# Written request
State the number of lines where "Direct" appears. Add nothing else.

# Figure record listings
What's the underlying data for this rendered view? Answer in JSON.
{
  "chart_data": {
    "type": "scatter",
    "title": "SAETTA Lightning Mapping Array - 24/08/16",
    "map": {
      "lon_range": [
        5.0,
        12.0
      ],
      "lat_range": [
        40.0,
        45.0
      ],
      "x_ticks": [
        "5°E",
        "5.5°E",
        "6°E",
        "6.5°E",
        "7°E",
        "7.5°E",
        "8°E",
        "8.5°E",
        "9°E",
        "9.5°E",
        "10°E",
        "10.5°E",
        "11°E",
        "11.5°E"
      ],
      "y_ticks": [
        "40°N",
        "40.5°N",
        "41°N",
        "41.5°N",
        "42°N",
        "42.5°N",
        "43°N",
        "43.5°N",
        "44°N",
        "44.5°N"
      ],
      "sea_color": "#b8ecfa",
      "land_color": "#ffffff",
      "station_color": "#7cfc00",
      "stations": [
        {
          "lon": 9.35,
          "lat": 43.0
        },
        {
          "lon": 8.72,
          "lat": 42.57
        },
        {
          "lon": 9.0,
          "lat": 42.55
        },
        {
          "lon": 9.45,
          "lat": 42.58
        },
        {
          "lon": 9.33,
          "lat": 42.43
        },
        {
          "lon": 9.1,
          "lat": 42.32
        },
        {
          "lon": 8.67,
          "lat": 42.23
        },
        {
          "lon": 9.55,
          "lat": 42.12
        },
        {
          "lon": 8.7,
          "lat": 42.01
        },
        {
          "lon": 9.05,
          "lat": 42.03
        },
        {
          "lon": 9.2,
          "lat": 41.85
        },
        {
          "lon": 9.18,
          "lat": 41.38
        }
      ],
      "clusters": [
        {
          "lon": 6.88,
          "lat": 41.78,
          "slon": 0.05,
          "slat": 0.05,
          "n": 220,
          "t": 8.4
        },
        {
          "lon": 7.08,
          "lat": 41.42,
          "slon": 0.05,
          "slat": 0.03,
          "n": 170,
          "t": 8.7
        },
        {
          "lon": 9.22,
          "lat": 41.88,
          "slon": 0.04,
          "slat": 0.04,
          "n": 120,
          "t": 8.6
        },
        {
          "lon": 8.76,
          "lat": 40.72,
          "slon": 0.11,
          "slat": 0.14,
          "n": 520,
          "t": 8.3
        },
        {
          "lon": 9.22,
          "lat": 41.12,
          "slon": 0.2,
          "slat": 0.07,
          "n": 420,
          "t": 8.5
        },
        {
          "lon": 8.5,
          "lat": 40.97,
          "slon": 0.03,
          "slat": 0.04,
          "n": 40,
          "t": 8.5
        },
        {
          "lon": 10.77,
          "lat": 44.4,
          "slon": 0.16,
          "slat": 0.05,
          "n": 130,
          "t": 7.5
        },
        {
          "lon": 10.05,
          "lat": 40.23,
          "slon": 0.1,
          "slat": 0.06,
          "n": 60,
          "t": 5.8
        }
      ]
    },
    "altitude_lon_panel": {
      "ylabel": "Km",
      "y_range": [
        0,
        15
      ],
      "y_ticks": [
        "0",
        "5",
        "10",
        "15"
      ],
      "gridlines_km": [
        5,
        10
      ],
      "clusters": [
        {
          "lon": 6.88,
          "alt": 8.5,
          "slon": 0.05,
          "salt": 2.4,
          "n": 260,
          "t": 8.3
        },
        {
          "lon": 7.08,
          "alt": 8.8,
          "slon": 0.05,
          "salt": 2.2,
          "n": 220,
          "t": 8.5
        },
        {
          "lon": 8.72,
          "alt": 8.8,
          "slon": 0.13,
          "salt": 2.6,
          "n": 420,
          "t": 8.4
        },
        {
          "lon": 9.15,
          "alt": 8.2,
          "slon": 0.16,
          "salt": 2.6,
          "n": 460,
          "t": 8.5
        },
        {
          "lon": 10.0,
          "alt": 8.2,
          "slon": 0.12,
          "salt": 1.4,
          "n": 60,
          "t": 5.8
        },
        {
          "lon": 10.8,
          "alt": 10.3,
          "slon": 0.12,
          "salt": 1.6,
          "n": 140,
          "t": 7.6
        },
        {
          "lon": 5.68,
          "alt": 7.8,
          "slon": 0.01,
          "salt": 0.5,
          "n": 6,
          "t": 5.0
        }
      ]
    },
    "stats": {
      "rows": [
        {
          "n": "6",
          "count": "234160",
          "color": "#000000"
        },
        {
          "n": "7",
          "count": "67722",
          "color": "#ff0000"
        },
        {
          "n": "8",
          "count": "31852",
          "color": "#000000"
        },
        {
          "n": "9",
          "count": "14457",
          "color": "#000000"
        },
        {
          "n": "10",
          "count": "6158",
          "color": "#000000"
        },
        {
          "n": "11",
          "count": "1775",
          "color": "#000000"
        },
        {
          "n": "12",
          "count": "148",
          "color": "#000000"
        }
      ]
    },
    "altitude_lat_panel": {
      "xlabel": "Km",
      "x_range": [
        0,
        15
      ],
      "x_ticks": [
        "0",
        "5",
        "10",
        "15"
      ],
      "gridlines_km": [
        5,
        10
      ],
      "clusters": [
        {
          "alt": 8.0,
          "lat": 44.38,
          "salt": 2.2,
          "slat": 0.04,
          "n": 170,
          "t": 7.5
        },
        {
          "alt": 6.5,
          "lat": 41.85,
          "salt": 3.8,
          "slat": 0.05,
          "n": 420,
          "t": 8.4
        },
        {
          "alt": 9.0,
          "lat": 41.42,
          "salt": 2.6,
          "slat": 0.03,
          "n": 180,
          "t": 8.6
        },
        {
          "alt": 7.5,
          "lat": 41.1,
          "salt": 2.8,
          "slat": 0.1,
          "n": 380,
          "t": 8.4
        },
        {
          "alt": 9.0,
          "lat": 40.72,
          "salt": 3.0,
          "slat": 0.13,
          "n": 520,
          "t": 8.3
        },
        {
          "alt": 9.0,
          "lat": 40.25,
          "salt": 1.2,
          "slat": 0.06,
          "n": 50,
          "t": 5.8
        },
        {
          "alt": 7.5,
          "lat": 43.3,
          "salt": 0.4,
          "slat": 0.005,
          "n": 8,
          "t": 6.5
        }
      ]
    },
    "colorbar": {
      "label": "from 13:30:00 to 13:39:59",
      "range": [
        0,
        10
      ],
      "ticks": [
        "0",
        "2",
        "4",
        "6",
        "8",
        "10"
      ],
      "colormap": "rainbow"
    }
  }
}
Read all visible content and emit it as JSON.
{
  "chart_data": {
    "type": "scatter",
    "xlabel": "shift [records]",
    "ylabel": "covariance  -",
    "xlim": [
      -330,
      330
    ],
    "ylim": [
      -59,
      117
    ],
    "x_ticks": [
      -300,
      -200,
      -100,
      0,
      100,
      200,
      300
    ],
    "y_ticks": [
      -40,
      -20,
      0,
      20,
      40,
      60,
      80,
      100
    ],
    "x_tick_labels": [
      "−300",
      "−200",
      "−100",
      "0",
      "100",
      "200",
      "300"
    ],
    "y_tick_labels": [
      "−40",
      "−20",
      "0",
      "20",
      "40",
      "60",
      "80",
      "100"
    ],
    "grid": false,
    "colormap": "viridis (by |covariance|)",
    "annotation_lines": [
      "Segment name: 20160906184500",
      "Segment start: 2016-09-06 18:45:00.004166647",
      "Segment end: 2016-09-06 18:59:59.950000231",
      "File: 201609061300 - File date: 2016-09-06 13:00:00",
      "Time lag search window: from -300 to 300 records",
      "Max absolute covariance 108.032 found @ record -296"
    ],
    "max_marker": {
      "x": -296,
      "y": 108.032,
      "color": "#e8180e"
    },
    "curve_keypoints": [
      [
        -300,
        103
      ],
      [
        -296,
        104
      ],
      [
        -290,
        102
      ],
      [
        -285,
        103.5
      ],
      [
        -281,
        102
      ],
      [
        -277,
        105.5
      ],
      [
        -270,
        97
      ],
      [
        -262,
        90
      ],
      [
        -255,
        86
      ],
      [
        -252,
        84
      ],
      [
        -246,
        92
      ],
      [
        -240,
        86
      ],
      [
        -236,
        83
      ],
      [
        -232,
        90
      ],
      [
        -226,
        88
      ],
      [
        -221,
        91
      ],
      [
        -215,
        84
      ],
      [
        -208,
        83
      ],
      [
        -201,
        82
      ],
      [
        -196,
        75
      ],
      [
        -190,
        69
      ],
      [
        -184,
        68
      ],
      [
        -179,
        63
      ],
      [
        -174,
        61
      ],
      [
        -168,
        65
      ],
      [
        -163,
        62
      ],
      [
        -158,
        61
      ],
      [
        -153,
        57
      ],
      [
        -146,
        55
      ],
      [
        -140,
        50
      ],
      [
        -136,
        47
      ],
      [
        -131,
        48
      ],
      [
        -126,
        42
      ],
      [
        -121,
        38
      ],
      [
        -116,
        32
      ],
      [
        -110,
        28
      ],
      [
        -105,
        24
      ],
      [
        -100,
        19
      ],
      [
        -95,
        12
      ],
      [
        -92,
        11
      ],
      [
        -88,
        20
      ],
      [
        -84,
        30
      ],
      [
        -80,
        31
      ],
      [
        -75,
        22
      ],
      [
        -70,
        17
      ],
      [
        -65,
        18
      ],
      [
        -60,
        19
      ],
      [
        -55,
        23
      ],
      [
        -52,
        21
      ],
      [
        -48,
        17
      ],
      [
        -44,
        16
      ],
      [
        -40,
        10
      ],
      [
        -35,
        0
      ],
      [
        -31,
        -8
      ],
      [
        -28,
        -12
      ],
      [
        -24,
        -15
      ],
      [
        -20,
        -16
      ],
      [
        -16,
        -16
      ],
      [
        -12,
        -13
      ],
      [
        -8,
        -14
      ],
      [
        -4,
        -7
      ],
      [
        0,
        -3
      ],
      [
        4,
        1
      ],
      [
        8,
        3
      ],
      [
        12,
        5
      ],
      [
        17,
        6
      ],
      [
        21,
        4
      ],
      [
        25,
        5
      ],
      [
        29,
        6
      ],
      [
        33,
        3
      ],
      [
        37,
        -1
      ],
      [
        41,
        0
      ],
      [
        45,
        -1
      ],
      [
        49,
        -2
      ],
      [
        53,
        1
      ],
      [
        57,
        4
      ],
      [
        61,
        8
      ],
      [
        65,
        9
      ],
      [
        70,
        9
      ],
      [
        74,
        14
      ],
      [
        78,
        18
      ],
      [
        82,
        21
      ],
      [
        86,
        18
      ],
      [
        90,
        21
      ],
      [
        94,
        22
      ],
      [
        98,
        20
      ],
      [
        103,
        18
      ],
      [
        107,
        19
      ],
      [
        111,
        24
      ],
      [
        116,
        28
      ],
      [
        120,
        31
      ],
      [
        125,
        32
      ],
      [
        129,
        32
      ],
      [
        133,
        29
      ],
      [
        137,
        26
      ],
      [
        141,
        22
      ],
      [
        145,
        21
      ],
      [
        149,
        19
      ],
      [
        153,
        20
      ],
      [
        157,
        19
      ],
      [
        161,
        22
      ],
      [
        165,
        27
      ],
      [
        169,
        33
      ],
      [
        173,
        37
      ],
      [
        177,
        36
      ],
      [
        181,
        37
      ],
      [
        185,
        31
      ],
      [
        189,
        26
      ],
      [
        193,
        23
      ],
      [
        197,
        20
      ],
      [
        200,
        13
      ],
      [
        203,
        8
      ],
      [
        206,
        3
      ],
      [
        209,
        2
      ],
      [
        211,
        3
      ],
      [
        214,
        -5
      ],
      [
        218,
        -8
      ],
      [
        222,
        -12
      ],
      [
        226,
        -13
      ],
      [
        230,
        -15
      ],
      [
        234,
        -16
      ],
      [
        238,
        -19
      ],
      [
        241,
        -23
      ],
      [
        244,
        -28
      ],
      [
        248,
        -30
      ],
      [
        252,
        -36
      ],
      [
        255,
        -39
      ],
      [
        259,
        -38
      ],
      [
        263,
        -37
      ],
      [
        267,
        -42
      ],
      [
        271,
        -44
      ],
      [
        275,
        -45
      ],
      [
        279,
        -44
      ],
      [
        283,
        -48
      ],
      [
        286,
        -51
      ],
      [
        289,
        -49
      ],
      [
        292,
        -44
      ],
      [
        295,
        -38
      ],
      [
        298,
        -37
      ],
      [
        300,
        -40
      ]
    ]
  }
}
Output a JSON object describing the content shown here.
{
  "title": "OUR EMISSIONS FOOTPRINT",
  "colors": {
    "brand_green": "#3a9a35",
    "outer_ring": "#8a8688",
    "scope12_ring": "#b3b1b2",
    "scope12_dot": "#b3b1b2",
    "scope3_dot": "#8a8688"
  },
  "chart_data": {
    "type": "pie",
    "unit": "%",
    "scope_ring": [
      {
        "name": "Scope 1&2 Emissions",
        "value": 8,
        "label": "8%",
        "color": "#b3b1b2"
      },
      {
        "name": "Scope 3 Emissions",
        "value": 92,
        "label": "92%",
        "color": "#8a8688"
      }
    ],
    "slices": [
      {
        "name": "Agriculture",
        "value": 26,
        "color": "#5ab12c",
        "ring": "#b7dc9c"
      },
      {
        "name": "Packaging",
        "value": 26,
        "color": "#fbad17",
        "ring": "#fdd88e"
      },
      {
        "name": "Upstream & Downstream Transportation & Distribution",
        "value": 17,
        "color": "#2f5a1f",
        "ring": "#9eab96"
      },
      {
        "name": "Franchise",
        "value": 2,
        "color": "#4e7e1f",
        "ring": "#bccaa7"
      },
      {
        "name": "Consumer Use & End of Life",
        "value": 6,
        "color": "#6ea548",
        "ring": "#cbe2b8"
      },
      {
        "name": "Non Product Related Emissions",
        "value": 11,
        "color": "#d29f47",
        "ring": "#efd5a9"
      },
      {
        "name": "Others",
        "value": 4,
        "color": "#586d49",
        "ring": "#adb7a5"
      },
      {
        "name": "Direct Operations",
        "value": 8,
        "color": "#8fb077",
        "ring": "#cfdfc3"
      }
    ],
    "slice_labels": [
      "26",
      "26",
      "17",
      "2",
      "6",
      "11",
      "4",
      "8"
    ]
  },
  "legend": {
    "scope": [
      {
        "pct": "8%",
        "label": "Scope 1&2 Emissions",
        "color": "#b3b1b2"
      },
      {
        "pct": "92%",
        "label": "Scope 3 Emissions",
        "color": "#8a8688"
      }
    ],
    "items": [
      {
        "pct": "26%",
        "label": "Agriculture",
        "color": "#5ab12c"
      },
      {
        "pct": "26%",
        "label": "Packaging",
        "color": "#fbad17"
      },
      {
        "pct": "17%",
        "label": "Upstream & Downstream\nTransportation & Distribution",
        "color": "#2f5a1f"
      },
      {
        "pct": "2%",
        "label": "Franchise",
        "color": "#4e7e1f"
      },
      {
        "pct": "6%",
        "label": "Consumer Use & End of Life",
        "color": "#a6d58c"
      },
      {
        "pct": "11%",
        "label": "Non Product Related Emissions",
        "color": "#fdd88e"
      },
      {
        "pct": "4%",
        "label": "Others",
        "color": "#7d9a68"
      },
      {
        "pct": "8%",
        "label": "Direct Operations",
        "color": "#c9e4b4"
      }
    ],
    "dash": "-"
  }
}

# Worked solution
2